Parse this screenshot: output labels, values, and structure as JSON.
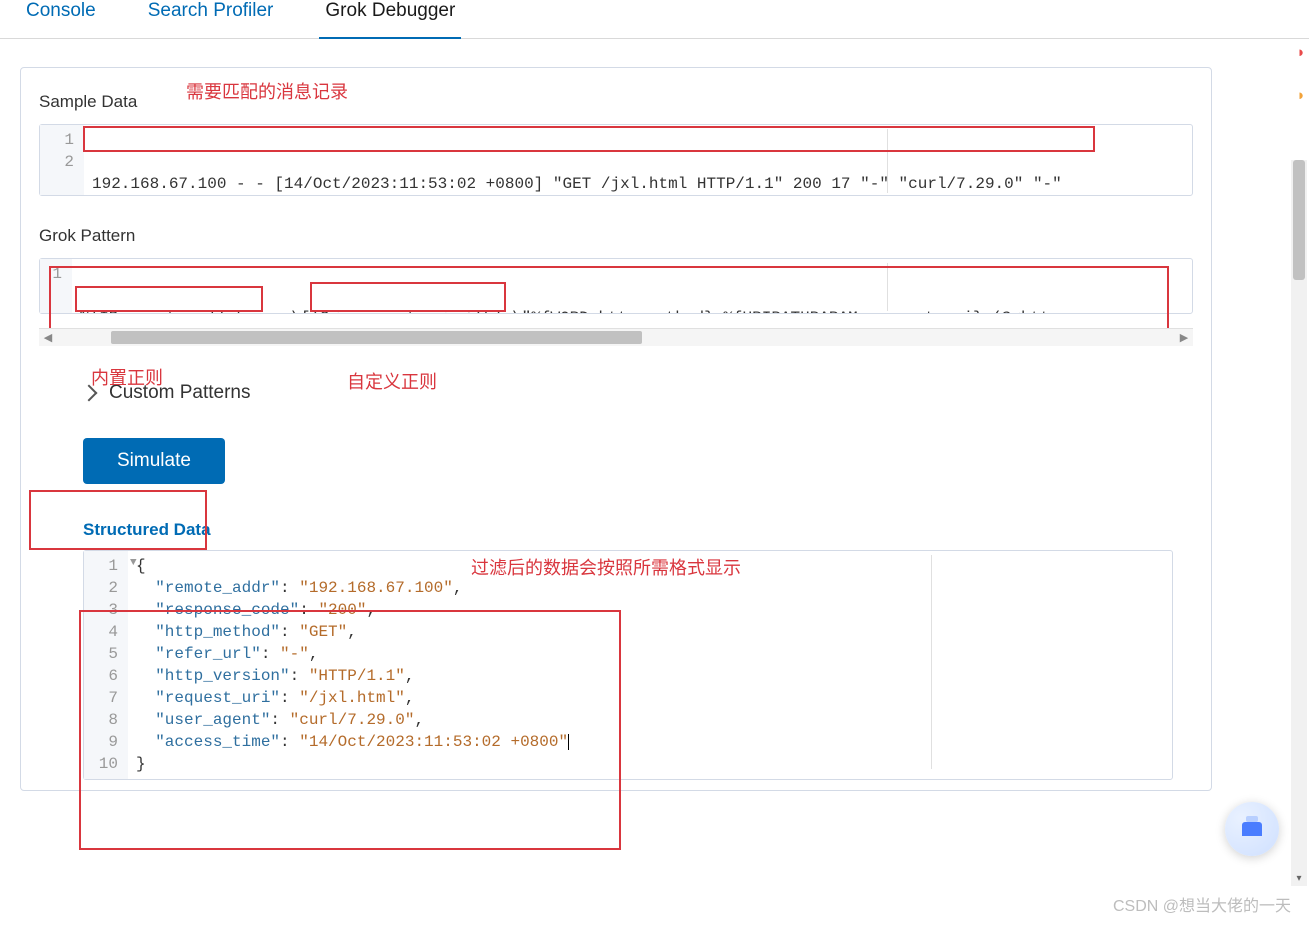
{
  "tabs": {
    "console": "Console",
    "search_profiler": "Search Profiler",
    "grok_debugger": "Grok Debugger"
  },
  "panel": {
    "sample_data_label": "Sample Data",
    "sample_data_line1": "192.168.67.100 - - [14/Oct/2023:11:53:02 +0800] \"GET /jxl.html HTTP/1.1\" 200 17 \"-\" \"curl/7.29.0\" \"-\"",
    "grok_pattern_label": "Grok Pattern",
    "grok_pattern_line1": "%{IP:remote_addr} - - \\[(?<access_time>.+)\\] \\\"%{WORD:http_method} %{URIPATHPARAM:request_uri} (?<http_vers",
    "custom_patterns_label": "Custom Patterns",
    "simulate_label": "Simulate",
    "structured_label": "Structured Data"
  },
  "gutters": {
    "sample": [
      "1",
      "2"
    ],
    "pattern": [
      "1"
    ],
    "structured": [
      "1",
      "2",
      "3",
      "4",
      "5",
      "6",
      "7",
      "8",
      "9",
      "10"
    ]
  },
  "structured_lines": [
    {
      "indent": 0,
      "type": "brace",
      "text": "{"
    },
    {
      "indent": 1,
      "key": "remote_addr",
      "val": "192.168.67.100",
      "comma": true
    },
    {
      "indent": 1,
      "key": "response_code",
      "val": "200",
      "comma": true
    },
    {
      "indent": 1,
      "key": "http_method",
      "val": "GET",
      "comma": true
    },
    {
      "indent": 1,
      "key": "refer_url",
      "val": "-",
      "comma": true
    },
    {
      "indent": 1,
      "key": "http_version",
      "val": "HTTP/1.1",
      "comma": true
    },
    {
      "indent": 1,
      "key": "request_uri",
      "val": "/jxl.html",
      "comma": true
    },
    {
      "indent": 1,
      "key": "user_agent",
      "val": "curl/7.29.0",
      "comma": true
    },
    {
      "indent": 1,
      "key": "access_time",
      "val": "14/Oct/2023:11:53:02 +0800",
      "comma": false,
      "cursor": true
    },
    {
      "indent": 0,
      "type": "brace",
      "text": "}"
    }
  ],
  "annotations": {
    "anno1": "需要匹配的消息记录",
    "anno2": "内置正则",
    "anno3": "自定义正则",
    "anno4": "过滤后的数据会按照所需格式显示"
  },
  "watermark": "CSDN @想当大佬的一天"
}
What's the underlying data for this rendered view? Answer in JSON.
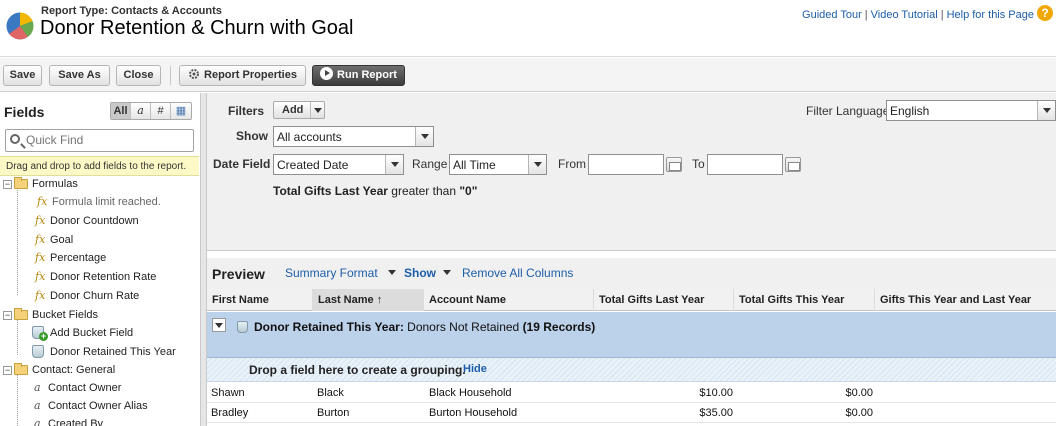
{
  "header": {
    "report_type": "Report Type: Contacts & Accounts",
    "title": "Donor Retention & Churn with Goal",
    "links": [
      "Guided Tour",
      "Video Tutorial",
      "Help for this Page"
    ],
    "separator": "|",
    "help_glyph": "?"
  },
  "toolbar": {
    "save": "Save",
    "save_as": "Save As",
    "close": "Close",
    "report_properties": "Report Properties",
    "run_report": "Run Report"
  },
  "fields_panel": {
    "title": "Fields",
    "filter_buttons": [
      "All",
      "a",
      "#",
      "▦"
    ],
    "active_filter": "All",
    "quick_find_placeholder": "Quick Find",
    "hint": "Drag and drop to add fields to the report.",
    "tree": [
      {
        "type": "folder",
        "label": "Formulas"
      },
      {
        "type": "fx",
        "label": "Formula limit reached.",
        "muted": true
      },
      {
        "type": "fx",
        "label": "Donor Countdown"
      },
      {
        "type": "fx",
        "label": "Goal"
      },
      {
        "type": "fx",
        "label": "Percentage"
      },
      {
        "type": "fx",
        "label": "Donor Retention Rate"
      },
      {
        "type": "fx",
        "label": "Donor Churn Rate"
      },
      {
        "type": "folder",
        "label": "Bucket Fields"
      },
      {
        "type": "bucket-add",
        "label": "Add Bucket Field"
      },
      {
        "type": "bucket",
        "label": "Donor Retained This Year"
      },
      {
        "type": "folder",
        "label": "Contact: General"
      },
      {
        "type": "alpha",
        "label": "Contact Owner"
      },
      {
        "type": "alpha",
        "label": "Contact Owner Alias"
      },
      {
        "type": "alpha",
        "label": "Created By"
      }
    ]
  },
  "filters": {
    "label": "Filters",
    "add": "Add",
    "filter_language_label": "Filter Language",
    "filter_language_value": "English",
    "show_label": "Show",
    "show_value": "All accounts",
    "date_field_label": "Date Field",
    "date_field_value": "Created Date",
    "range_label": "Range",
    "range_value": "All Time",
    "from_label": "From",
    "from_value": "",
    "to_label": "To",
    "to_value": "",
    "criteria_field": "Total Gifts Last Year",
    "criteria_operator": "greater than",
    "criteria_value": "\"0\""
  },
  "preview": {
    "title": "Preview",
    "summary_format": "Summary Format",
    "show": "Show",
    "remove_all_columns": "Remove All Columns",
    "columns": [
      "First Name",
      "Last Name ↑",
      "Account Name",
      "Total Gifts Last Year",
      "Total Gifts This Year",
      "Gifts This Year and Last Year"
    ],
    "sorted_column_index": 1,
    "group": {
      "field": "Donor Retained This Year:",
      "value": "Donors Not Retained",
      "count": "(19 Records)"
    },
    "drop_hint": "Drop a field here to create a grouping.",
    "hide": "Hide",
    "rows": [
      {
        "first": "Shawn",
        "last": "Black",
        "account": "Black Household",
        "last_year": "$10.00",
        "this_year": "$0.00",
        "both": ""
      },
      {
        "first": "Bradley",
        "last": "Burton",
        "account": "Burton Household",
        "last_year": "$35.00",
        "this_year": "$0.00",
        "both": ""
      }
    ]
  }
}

===============

- What the task asks:
Make a copy of each line that contains the string "Black".

- Answer to this task:
        "last": "Black",
        "account": "Black Household",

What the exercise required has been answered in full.